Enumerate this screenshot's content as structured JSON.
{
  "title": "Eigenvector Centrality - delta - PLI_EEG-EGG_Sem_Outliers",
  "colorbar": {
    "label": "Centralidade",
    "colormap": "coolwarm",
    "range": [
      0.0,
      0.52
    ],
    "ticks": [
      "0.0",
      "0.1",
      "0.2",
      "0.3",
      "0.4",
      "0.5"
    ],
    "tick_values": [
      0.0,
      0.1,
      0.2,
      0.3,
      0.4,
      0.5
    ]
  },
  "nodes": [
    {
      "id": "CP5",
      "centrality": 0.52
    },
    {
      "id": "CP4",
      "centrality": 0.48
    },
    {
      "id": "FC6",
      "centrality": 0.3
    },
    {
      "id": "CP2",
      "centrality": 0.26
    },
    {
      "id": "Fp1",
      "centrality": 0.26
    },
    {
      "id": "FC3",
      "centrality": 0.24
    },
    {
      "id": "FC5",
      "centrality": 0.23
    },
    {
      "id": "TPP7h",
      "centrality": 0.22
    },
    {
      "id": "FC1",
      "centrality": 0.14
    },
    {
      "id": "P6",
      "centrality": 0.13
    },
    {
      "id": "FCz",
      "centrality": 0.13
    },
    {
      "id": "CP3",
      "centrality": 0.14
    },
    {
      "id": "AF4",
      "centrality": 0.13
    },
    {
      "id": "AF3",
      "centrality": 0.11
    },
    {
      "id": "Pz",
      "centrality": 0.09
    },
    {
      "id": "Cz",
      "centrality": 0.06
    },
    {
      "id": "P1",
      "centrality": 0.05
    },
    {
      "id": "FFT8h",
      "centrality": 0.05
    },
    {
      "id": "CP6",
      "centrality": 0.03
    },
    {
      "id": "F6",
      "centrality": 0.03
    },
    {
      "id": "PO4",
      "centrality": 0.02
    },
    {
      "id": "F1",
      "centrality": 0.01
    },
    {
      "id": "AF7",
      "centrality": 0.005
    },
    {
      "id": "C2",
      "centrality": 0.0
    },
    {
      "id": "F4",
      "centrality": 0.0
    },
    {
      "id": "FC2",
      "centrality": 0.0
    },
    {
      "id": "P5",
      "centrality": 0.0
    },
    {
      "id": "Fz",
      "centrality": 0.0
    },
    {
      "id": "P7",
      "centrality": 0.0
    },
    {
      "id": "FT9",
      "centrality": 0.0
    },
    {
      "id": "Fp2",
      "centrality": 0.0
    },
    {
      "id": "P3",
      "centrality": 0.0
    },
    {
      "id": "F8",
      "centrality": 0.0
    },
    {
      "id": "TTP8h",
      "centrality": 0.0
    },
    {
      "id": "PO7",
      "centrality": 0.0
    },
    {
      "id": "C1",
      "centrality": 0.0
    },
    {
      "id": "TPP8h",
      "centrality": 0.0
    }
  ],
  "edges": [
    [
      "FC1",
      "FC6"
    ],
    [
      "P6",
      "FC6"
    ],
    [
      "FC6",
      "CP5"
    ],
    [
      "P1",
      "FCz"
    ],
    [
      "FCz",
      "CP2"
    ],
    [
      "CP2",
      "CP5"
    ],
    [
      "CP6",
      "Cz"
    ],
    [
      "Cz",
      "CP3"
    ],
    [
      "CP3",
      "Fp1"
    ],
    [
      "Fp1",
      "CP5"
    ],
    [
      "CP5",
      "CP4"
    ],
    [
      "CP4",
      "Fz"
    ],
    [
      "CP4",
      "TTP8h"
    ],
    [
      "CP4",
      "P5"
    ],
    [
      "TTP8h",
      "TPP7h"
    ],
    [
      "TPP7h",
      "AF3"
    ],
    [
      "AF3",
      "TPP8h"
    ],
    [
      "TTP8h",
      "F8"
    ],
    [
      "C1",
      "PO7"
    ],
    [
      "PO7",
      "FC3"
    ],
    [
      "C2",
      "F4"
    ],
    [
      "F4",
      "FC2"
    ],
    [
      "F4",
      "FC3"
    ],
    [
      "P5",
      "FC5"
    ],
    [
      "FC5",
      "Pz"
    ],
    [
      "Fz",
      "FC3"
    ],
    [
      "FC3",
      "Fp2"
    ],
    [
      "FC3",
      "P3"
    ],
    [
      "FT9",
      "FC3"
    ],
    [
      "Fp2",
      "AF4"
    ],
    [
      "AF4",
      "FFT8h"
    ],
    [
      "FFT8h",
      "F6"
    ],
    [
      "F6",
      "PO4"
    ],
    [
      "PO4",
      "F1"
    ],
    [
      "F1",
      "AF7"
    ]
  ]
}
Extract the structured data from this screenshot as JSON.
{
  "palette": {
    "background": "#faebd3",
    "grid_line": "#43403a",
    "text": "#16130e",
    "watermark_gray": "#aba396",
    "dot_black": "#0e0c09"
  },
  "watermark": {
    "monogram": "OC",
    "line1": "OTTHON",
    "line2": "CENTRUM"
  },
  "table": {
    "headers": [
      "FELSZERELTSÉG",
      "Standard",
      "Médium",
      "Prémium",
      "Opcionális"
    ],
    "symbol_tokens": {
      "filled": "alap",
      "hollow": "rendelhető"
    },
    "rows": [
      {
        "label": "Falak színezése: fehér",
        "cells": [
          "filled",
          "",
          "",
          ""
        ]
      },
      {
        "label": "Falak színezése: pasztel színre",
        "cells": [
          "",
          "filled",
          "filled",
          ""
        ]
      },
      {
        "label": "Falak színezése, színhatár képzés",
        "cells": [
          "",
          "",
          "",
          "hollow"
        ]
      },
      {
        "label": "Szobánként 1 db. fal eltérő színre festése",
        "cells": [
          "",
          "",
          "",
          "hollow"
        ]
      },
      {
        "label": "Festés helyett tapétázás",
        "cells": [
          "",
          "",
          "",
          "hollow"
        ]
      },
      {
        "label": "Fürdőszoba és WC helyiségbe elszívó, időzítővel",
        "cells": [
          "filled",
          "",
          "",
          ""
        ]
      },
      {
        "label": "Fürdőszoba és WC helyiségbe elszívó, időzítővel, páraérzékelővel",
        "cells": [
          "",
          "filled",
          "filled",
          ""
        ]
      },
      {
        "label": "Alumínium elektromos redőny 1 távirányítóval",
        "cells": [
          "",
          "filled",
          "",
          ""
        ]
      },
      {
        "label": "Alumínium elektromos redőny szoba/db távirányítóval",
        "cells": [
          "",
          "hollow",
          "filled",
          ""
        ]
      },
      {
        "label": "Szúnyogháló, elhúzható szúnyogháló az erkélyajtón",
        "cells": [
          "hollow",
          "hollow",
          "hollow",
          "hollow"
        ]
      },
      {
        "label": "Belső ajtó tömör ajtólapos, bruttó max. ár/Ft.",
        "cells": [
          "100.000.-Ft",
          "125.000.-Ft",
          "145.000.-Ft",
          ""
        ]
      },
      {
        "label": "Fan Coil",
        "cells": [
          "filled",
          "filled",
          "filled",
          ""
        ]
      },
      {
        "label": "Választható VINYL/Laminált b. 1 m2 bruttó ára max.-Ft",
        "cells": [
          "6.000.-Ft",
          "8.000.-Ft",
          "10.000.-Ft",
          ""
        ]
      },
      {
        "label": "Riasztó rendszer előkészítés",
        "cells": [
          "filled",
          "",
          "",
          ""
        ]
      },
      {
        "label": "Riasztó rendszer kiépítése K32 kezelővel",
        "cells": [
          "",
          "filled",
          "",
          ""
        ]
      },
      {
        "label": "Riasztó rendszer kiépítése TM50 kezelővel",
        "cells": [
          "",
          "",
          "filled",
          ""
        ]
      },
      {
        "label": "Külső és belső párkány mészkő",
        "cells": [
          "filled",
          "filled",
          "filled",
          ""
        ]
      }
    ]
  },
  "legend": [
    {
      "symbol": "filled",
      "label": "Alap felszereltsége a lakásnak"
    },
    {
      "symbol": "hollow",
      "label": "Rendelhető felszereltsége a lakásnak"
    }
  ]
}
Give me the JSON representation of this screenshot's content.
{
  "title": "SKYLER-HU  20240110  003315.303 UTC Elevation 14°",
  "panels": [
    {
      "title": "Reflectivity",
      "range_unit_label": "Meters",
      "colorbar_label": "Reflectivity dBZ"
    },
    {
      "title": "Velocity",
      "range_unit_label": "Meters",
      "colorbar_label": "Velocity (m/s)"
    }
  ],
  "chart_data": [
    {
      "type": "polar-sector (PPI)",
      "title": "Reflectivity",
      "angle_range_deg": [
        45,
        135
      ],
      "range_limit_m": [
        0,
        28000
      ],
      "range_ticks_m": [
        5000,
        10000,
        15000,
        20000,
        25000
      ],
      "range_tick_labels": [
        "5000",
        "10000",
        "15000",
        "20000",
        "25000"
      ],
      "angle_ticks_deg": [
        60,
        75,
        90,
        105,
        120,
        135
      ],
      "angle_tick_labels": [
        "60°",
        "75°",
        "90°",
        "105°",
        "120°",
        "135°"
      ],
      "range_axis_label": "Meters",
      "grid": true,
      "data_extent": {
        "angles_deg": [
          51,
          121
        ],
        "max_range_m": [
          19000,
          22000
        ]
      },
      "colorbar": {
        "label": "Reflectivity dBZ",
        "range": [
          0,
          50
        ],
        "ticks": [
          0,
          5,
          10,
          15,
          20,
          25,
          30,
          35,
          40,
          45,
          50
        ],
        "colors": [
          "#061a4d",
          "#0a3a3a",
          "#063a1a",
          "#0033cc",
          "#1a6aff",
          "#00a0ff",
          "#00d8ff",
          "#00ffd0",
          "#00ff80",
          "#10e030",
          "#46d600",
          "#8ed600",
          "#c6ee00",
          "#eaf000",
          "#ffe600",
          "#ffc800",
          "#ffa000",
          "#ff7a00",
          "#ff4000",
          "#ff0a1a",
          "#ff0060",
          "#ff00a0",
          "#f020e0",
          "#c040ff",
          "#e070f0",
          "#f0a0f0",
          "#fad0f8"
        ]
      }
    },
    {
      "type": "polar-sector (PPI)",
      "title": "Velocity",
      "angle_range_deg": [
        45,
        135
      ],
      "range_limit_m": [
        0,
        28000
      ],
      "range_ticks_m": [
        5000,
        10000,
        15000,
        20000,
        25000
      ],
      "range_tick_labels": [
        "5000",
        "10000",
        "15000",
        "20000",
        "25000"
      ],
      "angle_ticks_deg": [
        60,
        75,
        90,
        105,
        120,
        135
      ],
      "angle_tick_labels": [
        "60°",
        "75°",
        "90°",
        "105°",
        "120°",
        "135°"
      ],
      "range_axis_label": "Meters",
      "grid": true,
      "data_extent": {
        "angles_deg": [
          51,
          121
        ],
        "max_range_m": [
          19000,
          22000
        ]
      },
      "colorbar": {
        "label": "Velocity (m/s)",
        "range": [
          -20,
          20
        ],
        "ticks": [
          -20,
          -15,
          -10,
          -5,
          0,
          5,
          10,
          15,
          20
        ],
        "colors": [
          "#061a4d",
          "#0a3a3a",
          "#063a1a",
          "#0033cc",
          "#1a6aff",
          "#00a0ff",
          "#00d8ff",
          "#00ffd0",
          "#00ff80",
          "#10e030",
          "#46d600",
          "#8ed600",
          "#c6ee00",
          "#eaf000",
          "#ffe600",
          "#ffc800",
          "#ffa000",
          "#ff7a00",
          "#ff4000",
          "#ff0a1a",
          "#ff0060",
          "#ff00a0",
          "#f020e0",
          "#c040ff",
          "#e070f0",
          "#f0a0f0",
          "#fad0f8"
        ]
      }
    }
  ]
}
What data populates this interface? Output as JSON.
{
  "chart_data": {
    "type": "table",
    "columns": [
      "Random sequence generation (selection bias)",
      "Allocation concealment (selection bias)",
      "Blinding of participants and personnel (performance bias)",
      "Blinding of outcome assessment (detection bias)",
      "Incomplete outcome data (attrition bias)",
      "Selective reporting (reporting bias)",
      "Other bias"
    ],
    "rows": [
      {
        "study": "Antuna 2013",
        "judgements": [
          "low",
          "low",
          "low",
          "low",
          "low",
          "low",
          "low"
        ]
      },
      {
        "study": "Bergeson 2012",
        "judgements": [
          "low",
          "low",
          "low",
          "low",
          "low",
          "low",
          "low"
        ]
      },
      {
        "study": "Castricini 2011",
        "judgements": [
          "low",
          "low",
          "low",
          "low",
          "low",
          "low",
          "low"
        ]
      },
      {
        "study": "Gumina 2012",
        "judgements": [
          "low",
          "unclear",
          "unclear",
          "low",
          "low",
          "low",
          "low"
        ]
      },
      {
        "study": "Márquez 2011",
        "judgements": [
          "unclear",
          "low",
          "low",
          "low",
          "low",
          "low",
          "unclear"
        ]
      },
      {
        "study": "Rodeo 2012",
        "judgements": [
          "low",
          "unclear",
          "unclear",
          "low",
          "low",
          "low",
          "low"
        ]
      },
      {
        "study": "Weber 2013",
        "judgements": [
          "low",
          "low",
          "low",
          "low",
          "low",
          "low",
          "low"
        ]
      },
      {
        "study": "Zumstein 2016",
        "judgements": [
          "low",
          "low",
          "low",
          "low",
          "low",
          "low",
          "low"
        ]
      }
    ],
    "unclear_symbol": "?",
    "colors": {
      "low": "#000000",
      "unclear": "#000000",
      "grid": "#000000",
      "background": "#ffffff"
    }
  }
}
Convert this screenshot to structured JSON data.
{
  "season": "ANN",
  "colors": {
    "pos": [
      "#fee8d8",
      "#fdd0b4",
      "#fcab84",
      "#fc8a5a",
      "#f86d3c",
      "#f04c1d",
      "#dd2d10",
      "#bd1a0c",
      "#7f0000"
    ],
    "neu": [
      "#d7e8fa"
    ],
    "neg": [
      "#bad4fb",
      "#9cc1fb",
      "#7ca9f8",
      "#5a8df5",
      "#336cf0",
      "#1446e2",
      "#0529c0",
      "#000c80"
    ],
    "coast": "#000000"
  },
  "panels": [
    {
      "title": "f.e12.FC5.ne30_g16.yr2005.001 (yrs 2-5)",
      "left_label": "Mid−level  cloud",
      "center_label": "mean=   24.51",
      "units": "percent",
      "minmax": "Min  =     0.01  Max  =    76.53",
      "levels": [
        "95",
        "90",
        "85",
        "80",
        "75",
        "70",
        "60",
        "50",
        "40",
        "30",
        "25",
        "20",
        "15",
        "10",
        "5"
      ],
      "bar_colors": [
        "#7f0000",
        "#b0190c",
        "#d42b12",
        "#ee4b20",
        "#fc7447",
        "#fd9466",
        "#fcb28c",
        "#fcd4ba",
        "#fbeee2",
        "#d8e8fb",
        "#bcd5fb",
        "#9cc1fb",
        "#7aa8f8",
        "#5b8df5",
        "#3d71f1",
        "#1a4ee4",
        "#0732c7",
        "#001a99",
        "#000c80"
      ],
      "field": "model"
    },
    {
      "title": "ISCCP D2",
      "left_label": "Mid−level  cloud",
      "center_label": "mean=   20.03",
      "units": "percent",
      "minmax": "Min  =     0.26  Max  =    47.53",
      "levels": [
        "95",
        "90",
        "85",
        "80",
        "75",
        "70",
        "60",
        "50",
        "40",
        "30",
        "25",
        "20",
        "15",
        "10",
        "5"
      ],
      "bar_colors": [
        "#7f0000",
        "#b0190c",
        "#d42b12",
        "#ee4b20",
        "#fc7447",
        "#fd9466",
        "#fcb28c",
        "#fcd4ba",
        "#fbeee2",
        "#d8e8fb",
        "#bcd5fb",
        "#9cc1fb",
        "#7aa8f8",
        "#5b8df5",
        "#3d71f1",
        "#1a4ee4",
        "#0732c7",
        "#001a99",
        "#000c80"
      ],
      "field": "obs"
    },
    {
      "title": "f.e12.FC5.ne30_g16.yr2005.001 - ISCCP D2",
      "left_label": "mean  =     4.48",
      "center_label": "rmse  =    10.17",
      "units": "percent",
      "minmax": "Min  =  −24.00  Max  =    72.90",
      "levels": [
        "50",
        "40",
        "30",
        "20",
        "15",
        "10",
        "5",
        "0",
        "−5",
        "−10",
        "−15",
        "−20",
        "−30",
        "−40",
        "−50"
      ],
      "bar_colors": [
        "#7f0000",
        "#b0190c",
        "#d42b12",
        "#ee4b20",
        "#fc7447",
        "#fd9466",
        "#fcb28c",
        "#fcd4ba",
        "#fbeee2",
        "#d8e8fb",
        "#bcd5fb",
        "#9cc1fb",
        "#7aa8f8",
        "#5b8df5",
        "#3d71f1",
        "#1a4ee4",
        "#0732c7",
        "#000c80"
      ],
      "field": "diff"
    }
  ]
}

____________________

§ To do:
Copy out each line in the listing that has the word "study".

§ Solution:
        "study": "Antuna 2013",
        "study": "Bergeson 2012",
        "study": "Castricini 2011",
        "study": "Gumina 2012",
        "study": "Márquez 2011",
        "study": "Rodeo 2012",
        "study": "Weber 2013",
        "study": "Zumstein 2016",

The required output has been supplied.